## The request
Below are records. Count every line containing the word "category" and give the number alone.

--- --- ---

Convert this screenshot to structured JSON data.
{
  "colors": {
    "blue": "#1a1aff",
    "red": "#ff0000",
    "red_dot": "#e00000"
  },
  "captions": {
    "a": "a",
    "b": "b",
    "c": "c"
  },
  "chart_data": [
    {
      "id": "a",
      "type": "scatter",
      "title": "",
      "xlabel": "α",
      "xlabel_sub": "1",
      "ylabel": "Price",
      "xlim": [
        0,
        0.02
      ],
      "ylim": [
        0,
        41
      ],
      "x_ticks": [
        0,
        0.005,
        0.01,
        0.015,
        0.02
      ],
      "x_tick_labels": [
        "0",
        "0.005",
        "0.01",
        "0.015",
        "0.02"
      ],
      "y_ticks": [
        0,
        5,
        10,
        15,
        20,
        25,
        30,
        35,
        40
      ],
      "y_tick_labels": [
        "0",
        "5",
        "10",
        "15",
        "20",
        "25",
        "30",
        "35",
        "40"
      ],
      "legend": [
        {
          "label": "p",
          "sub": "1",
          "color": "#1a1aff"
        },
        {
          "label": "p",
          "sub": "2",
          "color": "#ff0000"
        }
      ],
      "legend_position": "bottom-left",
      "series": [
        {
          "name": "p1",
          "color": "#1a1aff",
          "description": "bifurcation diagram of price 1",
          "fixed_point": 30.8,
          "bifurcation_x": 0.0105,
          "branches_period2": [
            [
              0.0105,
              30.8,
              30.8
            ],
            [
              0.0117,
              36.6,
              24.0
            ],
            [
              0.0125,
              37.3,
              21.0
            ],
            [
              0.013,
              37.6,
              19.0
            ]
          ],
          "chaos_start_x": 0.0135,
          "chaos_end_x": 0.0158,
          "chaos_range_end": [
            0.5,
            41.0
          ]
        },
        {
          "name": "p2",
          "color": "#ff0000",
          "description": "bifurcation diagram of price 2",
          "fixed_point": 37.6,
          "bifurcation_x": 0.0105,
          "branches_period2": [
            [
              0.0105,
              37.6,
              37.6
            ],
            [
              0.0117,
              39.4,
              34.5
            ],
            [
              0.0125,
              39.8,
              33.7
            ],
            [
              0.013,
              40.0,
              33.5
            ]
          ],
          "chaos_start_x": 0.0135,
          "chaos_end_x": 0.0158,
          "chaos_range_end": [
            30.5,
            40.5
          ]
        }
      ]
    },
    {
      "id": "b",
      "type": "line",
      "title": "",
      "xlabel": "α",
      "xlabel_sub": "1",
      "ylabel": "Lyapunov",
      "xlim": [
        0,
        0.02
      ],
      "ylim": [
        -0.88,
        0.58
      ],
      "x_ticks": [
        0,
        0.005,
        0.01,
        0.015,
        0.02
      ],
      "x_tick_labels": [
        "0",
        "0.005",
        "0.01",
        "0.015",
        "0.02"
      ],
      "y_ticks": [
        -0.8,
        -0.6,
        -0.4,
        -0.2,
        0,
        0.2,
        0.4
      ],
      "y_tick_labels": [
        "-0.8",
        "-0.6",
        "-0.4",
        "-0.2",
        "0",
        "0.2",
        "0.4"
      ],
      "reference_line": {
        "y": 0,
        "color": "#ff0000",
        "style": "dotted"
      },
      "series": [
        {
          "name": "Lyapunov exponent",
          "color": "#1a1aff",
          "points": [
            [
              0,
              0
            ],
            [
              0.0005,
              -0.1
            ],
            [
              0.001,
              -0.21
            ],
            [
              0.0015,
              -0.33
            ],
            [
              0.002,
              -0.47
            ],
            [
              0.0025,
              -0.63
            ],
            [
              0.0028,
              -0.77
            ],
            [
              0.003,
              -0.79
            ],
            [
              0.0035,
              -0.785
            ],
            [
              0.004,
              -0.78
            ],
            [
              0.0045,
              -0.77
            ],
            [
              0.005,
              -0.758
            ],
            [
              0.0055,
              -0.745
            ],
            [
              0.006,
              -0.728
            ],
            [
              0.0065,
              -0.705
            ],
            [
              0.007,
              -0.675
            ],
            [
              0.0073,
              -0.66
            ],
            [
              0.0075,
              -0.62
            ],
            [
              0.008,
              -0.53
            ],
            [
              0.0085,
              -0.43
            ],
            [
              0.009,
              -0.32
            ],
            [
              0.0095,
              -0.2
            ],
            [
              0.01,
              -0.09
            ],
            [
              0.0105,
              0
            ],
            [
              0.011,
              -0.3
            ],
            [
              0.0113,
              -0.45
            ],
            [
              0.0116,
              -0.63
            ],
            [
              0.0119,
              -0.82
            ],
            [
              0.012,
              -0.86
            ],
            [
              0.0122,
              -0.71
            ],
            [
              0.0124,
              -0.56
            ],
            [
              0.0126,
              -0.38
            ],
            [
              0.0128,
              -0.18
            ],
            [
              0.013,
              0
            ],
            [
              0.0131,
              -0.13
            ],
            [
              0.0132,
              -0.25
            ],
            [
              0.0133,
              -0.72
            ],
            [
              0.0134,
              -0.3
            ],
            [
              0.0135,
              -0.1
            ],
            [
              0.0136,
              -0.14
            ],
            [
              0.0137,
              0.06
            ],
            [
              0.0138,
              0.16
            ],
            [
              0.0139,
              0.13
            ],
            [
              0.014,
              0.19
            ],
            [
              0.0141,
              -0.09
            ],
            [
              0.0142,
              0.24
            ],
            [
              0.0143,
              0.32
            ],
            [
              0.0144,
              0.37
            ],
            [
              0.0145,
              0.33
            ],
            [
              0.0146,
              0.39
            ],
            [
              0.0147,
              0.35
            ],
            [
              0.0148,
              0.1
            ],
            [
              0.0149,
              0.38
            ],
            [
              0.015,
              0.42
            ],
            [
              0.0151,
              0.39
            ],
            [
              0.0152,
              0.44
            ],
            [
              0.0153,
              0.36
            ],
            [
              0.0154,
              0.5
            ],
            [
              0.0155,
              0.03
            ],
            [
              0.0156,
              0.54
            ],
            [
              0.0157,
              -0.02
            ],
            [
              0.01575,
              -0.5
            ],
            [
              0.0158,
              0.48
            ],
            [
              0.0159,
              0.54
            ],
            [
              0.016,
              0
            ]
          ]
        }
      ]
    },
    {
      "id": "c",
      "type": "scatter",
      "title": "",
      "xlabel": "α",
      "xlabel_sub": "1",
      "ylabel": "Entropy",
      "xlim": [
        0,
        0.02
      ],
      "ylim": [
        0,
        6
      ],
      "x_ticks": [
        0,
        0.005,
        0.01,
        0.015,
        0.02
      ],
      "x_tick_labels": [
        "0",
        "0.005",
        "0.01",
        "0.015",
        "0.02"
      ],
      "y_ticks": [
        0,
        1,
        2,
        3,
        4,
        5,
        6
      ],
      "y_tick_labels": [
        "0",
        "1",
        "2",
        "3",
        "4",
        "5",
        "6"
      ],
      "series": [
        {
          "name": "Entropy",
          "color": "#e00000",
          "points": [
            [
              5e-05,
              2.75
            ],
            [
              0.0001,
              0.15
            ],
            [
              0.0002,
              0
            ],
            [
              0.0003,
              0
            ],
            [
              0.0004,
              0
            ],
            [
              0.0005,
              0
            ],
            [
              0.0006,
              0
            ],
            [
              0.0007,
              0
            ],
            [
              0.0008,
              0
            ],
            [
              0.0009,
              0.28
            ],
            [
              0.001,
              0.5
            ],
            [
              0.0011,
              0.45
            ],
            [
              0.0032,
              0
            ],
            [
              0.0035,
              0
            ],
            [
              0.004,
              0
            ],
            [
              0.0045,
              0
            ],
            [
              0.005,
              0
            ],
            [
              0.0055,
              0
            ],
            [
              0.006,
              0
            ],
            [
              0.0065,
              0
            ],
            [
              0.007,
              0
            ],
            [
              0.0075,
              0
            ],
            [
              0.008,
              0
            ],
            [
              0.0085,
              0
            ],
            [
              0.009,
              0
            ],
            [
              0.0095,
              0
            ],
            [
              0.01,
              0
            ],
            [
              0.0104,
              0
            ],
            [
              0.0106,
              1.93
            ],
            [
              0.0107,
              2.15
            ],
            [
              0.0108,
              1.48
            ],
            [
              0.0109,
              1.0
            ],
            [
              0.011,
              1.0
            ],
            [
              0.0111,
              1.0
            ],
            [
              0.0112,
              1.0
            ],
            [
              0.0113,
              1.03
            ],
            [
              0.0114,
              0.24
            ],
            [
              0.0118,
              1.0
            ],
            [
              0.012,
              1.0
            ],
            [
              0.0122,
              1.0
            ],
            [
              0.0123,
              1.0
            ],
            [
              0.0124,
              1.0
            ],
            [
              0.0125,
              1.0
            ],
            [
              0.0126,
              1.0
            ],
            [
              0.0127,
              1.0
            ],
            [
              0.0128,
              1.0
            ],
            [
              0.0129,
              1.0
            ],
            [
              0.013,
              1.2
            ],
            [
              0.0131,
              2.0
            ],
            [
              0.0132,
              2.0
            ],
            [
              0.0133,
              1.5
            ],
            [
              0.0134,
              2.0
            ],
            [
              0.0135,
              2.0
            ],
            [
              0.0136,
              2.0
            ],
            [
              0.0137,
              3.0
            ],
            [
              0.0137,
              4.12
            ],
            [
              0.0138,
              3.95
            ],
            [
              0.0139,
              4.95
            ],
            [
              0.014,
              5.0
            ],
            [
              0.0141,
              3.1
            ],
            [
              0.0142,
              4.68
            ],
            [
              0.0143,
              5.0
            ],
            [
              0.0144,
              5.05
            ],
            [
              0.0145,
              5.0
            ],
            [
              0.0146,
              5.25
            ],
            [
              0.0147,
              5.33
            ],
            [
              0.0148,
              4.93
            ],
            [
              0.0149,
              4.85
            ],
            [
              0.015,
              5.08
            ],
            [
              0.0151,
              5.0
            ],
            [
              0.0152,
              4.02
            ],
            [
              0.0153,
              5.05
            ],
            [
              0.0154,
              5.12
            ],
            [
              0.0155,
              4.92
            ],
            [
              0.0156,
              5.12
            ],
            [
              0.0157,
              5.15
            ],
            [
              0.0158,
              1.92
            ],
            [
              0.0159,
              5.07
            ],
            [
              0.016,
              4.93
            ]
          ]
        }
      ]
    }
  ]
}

--- --- ---

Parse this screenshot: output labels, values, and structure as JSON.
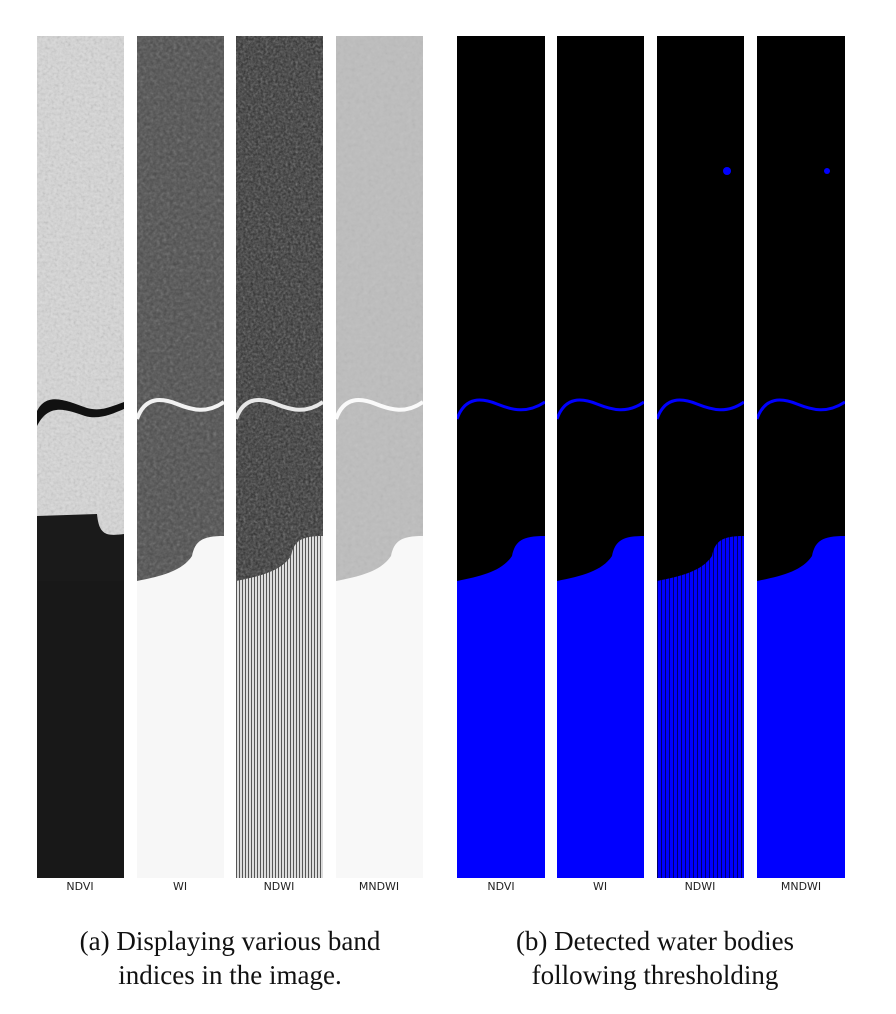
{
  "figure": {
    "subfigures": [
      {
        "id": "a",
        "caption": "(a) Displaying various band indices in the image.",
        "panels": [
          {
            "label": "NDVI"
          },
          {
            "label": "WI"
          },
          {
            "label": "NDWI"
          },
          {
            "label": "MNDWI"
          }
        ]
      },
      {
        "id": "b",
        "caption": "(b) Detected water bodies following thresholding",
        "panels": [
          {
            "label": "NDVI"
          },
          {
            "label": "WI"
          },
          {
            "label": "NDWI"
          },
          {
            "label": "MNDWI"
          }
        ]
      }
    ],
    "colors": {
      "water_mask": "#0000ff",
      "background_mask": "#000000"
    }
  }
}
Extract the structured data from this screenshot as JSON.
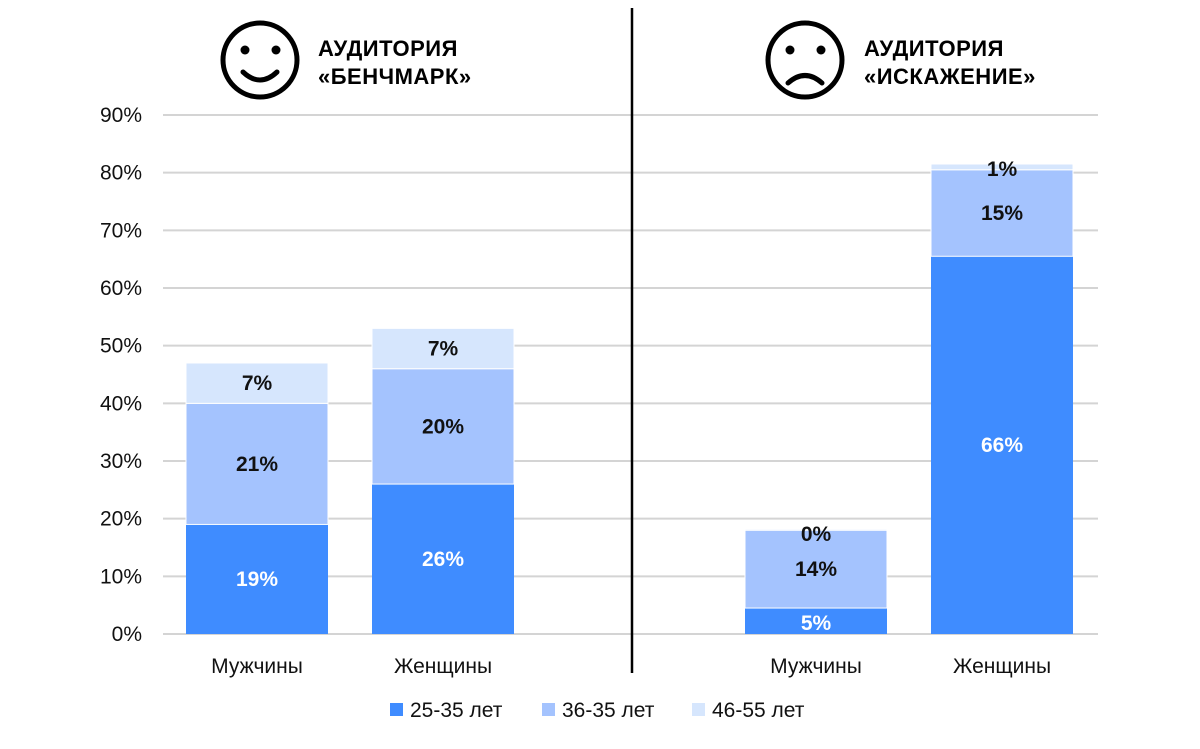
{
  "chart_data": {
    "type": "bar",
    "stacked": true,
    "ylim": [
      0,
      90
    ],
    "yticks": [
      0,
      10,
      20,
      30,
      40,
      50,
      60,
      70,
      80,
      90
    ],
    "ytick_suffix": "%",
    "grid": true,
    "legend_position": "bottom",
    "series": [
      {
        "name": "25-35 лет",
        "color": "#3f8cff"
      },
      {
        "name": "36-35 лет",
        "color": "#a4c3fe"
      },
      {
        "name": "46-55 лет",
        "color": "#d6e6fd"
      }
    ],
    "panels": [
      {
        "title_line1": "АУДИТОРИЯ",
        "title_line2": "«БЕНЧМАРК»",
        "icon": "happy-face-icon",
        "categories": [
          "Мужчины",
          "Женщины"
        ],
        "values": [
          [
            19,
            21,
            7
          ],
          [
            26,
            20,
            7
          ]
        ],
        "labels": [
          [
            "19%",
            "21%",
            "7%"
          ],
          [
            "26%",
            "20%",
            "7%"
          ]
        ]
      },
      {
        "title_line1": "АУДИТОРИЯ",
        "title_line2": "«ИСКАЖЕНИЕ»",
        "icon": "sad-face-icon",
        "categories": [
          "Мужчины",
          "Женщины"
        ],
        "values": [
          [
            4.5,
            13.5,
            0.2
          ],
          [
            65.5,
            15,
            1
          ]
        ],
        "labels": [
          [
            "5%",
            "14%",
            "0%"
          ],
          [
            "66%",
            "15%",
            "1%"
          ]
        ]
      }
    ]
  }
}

--- --- ---

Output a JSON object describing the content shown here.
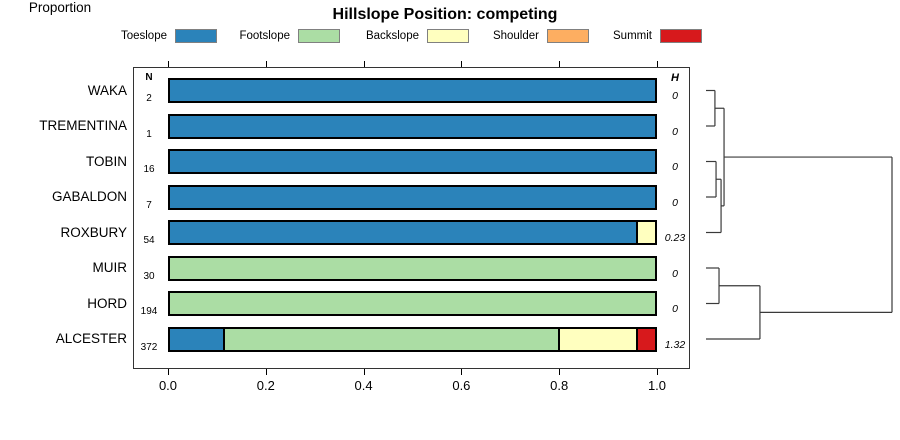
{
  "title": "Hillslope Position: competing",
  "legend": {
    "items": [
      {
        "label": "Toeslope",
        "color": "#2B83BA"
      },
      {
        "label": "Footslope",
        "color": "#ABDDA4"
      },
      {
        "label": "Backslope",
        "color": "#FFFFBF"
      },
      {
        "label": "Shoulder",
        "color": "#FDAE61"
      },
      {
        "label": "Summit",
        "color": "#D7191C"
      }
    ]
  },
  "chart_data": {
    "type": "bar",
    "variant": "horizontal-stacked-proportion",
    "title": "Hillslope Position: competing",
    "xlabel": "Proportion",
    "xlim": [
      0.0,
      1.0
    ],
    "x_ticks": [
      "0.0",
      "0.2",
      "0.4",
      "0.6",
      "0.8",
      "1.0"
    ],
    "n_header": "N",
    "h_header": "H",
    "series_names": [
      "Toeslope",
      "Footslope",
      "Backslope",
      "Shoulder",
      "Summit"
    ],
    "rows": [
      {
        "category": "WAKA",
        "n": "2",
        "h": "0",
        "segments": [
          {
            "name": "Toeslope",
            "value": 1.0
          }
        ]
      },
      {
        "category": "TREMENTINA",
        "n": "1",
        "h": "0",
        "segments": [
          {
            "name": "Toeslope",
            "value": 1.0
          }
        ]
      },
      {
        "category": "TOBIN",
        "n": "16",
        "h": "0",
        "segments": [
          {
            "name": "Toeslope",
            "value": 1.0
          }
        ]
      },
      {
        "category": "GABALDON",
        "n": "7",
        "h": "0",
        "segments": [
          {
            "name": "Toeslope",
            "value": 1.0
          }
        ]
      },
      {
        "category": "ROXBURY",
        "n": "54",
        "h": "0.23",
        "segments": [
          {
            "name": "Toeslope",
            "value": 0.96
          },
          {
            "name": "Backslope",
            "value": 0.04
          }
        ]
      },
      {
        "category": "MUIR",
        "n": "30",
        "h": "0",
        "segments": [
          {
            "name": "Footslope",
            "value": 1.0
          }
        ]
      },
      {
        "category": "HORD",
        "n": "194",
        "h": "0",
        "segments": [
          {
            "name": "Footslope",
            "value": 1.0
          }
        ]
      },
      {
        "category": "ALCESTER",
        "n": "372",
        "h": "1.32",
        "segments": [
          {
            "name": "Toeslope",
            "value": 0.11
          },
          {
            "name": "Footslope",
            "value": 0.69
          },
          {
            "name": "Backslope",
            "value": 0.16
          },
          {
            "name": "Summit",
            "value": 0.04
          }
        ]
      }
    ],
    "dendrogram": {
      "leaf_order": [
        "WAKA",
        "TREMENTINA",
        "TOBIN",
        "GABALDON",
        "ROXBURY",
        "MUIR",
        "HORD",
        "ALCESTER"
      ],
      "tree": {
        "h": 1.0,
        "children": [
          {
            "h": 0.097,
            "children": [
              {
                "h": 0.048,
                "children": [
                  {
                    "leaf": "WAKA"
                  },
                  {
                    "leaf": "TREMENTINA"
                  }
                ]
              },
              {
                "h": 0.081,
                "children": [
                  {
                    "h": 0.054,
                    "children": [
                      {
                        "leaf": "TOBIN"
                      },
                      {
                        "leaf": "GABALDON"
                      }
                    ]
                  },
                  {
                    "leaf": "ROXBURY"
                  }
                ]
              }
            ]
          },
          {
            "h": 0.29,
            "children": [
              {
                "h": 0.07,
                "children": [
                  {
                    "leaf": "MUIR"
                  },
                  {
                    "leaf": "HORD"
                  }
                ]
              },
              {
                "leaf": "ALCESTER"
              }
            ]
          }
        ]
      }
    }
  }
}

--- --- ---

## Answer for this exercise
8